* _Records_:
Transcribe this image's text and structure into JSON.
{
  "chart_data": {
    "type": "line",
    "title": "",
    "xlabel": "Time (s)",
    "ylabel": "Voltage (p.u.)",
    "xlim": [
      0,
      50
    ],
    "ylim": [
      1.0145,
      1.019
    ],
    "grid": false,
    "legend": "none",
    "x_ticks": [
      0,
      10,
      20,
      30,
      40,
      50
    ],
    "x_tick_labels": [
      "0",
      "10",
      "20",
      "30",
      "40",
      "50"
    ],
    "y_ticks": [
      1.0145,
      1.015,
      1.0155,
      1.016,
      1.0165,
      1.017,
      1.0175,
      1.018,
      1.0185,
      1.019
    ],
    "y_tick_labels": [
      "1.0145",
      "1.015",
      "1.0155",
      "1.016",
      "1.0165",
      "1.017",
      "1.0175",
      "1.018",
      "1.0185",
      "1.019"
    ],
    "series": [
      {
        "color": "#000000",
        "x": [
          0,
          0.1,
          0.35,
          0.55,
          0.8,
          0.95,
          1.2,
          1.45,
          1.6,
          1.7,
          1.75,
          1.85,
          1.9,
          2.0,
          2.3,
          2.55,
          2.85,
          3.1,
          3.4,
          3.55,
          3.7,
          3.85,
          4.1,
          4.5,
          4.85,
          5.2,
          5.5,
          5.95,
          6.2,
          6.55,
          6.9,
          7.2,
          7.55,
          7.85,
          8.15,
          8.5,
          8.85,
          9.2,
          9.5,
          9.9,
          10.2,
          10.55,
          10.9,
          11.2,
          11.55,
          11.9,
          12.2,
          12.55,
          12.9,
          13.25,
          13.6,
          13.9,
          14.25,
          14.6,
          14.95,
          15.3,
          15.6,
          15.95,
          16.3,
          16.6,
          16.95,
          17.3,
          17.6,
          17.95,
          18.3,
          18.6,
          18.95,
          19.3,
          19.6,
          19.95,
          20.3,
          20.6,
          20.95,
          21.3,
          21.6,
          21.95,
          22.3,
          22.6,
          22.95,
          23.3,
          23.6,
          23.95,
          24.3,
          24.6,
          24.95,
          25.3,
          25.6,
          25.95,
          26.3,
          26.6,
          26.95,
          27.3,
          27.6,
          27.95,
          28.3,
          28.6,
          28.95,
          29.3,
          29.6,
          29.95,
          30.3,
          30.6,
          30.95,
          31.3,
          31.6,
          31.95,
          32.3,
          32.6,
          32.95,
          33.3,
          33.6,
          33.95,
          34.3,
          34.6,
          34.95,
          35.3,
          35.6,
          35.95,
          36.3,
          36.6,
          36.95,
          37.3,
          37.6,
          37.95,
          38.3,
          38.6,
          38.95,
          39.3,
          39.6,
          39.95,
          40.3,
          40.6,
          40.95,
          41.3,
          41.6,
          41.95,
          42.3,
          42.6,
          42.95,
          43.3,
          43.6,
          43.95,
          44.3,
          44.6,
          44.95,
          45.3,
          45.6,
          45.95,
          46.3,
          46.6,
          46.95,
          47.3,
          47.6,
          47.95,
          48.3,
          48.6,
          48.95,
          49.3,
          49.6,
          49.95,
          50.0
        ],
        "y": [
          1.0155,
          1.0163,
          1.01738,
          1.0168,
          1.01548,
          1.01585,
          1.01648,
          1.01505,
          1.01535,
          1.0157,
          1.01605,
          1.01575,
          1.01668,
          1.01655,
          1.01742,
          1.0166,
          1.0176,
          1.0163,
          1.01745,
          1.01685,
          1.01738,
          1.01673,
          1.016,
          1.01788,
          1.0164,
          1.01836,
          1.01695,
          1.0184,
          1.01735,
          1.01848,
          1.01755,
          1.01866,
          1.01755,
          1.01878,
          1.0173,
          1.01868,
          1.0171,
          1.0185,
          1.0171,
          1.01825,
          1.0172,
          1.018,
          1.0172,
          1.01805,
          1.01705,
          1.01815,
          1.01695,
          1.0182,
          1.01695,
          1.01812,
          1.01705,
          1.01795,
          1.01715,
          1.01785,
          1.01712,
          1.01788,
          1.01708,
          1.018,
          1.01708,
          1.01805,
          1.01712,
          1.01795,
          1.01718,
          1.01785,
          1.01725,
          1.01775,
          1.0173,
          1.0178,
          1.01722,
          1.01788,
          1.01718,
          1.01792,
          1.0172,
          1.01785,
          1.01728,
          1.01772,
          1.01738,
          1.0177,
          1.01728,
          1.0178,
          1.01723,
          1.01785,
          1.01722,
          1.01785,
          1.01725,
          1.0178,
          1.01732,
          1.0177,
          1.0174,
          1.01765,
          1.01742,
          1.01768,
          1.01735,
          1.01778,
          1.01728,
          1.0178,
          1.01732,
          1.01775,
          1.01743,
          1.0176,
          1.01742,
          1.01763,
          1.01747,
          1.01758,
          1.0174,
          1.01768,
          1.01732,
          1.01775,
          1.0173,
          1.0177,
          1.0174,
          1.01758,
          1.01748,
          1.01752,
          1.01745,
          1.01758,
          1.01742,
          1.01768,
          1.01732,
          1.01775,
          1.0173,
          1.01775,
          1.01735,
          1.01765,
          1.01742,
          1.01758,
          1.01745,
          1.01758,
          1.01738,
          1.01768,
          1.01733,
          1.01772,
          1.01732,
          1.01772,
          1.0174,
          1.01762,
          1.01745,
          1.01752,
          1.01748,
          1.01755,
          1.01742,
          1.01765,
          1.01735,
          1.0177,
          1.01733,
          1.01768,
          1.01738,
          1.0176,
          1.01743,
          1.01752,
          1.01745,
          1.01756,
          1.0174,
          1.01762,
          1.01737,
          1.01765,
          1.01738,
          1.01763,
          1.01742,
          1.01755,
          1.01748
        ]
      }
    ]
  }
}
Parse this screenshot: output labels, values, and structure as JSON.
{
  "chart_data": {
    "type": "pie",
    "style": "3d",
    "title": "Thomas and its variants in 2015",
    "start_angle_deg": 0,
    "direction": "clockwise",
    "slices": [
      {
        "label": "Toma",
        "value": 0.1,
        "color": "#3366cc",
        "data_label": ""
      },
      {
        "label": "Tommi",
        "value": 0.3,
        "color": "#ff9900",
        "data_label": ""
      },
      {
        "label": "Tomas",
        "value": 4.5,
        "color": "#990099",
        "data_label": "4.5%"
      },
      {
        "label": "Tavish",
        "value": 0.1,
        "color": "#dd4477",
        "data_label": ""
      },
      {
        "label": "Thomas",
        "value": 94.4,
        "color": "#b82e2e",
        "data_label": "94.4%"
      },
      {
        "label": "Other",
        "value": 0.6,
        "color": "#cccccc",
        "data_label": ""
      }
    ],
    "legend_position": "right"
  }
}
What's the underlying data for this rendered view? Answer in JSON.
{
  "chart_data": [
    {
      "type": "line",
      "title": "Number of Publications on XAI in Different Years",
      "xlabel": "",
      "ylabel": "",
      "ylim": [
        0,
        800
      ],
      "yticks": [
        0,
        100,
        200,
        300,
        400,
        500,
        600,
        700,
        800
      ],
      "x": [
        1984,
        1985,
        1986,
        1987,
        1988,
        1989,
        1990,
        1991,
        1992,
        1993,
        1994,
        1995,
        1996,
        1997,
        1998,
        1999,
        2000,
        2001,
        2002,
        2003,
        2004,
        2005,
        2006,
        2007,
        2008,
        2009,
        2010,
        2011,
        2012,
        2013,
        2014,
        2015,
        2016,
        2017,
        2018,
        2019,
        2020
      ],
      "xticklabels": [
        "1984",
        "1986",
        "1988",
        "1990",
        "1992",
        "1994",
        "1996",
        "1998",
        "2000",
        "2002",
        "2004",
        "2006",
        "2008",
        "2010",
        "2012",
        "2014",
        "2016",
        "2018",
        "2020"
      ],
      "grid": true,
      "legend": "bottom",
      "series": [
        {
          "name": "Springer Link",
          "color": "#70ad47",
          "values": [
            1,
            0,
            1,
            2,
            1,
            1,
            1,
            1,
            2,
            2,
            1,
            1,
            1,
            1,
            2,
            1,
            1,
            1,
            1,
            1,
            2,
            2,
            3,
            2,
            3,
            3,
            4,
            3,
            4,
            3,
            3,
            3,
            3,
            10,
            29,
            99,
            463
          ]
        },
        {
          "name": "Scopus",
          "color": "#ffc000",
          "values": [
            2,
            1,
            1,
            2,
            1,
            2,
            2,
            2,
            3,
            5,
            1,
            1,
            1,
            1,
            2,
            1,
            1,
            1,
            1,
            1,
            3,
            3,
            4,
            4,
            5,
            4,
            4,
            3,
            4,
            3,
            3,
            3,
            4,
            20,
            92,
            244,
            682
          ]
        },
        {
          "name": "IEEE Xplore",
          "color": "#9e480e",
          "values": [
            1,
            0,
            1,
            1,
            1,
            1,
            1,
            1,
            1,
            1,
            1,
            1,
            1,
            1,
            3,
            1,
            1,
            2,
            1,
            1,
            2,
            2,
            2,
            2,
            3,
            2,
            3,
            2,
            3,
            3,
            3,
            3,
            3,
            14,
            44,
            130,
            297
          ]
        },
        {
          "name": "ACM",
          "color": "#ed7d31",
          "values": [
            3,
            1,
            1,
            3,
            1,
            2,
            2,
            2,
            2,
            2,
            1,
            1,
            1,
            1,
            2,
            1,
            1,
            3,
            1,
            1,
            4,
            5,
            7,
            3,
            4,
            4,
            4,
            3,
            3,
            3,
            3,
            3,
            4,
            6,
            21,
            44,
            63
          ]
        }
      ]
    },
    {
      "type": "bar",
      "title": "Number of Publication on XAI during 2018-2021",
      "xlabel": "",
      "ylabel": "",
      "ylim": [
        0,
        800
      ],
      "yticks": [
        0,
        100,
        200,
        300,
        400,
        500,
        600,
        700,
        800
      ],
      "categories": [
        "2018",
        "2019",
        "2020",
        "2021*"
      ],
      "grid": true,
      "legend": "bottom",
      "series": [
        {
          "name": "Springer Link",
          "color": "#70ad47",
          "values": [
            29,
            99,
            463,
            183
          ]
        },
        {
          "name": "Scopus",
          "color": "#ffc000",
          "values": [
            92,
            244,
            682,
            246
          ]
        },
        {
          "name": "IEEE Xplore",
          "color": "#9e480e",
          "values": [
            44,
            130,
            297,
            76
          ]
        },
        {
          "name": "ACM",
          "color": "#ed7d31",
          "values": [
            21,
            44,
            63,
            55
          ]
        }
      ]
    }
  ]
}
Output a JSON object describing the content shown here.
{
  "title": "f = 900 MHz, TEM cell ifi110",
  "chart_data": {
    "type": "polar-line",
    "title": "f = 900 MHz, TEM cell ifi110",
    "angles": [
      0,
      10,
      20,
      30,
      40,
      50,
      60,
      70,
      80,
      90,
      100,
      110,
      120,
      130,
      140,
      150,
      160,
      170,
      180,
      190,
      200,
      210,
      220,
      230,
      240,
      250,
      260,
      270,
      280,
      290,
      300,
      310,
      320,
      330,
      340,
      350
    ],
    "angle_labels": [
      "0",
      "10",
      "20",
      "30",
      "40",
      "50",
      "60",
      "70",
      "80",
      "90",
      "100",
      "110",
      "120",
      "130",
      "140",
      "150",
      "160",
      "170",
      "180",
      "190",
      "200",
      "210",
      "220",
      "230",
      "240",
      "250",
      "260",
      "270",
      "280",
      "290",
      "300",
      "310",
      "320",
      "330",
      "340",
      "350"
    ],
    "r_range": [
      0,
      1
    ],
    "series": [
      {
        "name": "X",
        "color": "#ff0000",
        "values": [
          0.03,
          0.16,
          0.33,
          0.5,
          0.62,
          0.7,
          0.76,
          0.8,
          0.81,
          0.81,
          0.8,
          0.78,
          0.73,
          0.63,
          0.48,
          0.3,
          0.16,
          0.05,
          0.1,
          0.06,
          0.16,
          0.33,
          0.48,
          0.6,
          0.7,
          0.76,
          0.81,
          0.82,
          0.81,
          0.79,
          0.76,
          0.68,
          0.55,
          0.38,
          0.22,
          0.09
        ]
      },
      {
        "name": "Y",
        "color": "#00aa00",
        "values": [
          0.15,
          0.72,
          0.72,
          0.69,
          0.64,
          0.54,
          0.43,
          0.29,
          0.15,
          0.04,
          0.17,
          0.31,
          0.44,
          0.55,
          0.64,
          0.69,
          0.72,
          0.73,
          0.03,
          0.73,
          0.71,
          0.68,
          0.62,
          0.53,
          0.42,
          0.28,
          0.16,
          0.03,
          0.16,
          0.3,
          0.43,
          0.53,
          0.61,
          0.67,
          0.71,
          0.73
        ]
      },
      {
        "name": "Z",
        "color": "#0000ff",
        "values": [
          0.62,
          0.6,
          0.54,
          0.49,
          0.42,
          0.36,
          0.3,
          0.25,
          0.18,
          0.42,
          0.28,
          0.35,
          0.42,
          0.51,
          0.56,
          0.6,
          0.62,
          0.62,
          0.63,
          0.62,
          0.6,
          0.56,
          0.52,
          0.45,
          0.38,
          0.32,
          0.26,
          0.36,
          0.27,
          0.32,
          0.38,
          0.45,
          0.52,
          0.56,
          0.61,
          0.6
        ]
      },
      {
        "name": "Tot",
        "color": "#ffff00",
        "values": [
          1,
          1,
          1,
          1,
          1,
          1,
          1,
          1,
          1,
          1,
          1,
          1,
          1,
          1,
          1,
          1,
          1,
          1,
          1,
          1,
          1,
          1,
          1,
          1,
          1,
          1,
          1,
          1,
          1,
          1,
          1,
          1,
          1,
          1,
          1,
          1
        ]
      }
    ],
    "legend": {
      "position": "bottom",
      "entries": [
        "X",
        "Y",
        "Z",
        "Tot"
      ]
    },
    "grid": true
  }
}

* _Exercise task_: Copy out each line of the records that holds the string "Number".

* _Task response_:
      "title": "Number of Publications on XAI in Different Years",
      "title": "Number of Publication on XAI during 2018-2021",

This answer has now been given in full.